__Task brief__. Select the lines of the records containing the word "password" and list them.
— begin Data records —
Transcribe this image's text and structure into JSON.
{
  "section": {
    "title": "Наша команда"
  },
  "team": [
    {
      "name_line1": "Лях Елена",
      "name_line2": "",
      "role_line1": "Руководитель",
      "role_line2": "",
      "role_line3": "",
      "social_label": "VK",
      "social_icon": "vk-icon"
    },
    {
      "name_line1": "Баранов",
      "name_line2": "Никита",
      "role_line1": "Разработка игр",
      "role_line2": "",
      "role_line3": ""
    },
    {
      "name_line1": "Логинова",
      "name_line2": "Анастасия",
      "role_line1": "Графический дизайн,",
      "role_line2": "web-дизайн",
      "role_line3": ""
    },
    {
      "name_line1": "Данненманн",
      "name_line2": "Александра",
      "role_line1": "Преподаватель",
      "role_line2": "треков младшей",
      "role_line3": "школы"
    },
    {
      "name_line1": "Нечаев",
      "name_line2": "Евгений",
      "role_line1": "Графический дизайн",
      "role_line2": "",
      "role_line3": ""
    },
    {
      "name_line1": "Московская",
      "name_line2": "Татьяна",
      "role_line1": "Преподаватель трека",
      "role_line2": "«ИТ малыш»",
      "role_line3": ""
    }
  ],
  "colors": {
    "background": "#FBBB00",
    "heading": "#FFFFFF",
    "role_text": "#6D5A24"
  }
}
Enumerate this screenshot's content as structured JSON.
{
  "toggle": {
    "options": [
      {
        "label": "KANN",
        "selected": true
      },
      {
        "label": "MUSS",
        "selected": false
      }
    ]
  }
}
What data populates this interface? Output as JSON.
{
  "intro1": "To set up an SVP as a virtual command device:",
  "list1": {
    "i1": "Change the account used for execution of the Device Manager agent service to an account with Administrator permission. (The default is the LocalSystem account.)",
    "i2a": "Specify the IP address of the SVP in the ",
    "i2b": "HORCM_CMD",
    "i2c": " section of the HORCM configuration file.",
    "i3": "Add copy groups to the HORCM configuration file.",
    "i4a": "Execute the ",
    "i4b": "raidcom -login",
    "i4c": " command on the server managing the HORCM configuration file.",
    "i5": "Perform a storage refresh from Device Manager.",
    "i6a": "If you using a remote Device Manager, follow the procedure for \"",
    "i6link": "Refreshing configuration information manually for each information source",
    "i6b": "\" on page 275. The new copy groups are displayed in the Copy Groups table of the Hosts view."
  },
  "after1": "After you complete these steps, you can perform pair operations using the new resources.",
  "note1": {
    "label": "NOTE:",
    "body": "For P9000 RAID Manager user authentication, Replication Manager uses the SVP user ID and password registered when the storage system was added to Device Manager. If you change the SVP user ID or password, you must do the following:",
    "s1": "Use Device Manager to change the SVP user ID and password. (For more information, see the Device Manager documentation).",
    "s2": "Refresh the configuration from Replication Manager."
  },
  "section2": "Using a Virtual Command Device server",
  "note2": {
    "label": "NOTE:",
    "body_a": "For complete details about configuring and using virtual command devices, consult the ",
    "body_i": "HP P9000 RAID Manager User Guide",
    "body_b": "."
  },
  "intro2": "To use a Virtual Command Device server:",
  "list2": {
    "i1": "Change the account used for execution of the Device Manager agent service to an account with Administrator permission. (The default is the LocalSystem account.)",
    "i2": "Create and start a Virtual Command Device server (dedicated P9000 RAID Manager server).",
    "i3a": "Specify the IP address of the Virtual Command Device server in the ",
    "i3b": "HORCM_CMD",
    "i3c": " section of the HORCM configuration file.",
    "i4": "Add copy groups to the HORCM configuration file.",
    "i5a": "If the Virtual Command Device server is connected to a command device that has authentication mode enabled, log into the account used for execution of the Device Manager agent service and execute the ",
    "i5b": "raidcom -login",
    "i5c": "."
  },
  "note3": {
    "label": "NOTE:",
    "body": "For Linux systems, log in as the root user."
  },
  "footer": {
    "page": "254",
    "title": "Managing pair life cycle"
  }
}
— end Data records —
__Finished task__.
    "body": "For P9000 RAID Manager user authentication, Replication Manager uses the SVP user ID and password registered when the storage system was added to Device Manager. If you change the SVP user ID or password, you must do the following:",
    "s1": "Use Device Manager to change the SVP user ID and password. (For more information, see the Device Manager documentation).",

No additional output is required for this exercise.